WRITTEN TASK
Copy the data below word for word, with every line left unchanged.

Labeled box data
□ □ □ □

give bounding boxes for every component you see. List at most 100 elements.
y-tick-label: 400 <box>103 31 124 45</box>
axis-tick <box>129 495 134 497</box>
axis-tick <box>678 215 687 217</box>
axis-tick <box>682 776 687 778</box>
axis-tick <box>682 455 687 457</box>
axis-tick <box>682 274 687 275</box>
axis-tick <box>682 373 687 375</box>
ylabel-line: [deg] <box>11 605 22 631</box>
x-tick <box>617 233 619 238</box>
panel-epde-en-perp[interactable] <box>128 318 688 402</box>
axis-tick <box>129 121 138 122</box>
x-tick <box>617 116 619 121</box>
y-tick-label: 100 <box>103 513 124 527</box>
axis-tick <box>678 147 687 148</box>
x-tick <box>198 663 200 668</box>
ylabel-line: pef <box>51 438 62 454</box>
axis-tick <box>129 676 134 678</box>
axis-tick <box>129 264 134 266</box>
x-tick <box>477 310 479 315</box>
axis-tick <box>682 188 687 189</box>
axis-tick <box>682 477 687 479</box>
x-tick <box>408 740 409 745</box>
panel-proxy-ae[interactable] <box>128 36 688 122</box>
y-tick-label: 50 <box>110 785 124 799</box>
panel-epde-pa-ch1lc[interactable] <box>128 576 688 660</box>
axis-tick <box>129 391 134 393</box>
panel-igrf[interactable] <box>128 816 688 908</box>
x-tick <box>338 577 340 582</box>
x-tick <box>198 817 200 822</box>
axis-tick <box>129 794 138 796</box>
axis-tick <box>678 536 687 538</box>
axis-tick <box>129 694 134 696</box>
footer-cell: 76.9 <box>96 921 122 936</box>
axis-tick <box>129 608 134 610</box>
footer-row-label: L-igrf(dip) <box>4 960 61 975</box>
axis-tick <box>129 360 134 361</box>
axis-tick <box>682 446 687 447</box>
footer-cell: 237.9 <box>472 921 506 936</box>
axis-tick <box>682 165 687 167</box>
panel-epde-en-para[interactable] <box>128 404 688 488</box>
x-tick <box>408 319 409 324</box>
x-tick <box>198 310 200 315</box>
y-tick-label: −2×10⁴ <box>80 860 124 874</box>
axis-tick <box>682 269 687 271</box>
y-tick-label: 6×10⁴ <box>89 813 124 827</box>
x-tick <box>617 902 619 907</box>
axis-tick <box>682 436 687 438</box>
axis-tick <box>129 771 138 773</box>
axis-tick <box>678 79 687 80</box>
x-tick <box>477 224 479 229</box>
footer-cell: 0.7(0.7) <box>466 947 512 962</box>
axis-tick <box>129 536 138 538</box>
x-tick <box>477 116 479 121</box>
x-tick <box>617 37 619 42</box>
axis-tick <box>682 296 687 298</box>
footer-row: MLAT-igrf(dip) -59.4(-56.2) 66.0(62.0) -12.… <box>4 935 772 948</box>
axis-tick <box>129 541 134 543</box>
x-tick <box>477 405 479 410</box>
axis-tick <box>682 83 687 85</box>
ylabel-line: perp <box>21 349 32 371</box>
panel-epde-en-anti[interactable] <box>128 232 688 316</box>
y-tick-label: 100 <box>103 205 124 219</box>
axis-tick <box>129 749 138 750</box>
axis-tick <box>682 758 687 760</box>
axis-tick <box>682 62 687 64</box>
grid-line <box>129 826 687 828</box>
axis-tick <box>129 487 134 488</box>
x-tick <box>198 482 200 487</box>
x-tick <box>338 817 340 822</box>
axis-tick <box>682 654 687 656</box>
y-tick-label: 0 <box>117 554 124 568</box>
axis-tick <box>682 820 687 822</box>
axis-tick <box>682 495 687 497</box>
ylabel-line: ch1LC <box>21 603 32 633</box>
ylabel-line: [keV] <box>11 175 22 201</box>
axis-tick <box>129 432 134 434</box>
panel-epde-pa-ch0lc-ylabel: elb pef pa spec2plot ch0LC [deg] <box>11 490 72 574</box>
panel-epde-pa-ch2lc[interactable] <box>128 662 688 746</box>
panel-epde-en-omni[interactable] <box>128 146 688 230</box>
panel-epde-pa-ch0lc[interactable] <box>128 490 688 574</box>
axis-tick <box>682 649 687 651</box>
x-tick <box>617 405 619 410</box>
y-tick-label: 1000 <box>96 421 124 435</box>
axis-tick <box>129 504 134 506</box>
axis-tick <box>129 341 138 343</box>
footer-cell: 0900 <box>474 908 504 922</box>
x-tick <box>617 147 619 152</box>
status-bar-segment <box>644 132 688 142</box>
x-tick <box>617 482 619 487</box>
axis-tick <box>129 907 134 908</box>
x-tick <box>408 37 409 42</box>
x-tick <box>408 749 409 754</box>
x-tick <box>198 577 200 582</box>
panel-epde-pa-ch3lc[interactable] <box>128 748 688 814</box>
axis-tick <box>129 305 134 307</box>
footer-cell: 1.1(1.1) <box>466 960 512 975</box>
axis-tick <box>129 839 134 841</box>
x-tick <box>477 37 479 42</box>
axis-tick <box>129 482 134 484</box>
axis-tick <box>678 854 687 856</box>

□ □ □ □

RIGHT ANSWER
give bounding boxes for every component you see. List at most 100 elements.
y-tick-label: 400 <box>103 31 124 45</box>
axis-tick <box>129 495 134 497</box>
axis-tick <box>678 215 687 217</box>
axis-tick <box>682 776 687 778</box>
axis-tick <box>682 455 687 457</box>
axis-tick <box>682 274 687 275</box>
axis-tick <box>682 373 687 375</box>
ylabel-line: [deg] <box>11 605 22 631</box>
x-tick <box>617 233 619 238</box>
panel-epde-en-perp[interactable] <box>128 318 688 402</box>
axis-tick <box>129 121 138 122</box>
x-tick <box>617 116 619 121</box>
y-tick-label: 100 <box>103 513 124 527</box>
axis-tick <box>678 147 687 148</box>
x-tick <box>198 663 200 668</box>
ylabel-line: pef <box>51 438 62 454</box>
axis-tick <box>129 676 134 678</box>
axis-tick <box>129 264 134 266</box>
x-tick <box>477 310 479 315</box>
axis-tick <box>682 188 687 189</box>
axis-tick <box>682 477 687 479</box>
x-tick <box>408 740 409 745</box>
panel-proxy-ae[interactable] <box>128 36 688 122</box>
y-tick-label: 50 <box>110 785 124 799</box>
panel-epde-pa-ch1lc[interactable] <box>128 576 688 660</box>
axis-tick <box>129 391 134 393</box>
panel-igrf[interactable] <box>128 816 688 908</box>
x-tick <box>338 577 340 582</box>
x-tick <box>198 817 200 822</box>
axis-tick <box>129 794 138 796</box>
axis-tick <box>678 536 687 538</box>
axis-tick <box>129 694 134 696</box>
footer-cell: 76.9 <box>96 921 122 936</box>
axis-tick <box>129 608 134 610</box>
footer-row-label: L-igrf(dip) <box>4 960 61 975</box>
axis-tick <box>129 360 134 361</box>
axis-tick <box>682 446 687 447</box>
footer-cell: 237.9 <box>472 921 506 936</box>
axis-tick <box>682 165 687 167</box>
panel-epde-en-para[interactable] <box>128 404 688 488</box>
x-tick <box>408 319 409 324</box>
x-tick <box>198 310 200 315</box>
y-tick-label: −2×10⁴ <box>80 860 124 874</box>
axis-tick <box>682 269 687 271</box>
y-tick-label: 6×10⁴ <box>89 813 124 827</box>
x-tick <box>617 902 619 907</box>
axis-tick <box>682 436 687 438</box>
axis-tick <box>129 771 138 773</box>
axis-tick <box>678 79 687 80</box>
x-tick <box>477 224 479 229</box>
footer-cell: 0.7(0.7) <box>466 947 512 962</box>
axis-tick <box>129 536 138 538</box>
x-tick <box>477 116 479 121</box>
x-tick <box>617 37 619 42</box>
axis-tick <box>682 296 687 298</box>
footer-row: MLAT-igrf(dip) -59.4(-56.2) 66.0(62.0) -12.… <box>4 935 772 948</box>
axis-tick <box>129 541 134 543</box>
x-tick <box>477 405 479 410</box>
axis-tick <box>682 83 687 85</box>
ylabel-line: perp <box>21 349 32 371</box>
panel-epde-en-anti[interactable] <box>128 232 688 316</box>
y-tick-label: 100 <box>103 205 124 219</box>
axis-tick <box>129 749 138 750</box>
axis-tick <box>682 758 687 760</box>
axis-tick <box>682 62 687 64</box>
grid-line <box>129 826 687 828</box>
axis-tick <box>129 487 134 488</box>
x-tick <box>198 482 200 487</box>
x-tick <box>338 817 340 822</box>
axis-tick <box>682 654 687 656</box>
y-tick-label: 0 <box>117 554 124 568</box>
axis-tick <box>682 820 687 822</box>
axis-tick <box>682 495 687 497</box>
ylabel-line: ch1LC <box>21 603 32 633</box>
ylabel-line: [keV] <box>11 175 22 201</box>
axis-tick <box>129 432 134 434</box>
panel-epde-pa-ch0lc-ylabel: elb pef pa spec2plot ch0LC [deg] <box>11 490 72 574</box>
panel-epde-pa-ch2lc[interactable] <box>128 662 688 746</box>
panel-epde-en-omni[interactable] <box>128 146 688 230</box>
panel-epde-pa-ch0lc[interactable] <box>128 490 688 574</box>
axis-tick <box>682 649 687 651</box>
x-tick <box>617 405 619 410</box>
y-tick-label: 1000 <box>96 421 124 435</box>
axis-tick <box>129 504 134 506</box>
axis-tick <box>129 341 138 343</box>
footer-cell: 0900 <box>474 908 504 922</box>
x-tick <box>617 147 619 152</box>
status-bar-segment <box>644 132 688 142</box>
x-tick <box>617 482 619 487</box>
axis-tick <box>129 907 134 908</box>
x-tick <box>408 37 409 42</box>
x-tick <box>408 749 409 754</box>
x-tick <box>198 577 200 582</box>
panel-epde-pa-ch3lc[interactable] <box>128 748 688 814</box>
axis-tick <box>129 305 134 307</box>
footer-cell: 1.1(1.1) <box>466 960 512 975</box>
axis-tick <box>129 839 134 841</box>
x-tick <box>477 37 479 42</box>
axis-tick <box>129 482 134 484</box>
axis-tick <box>678 854 687 856</box>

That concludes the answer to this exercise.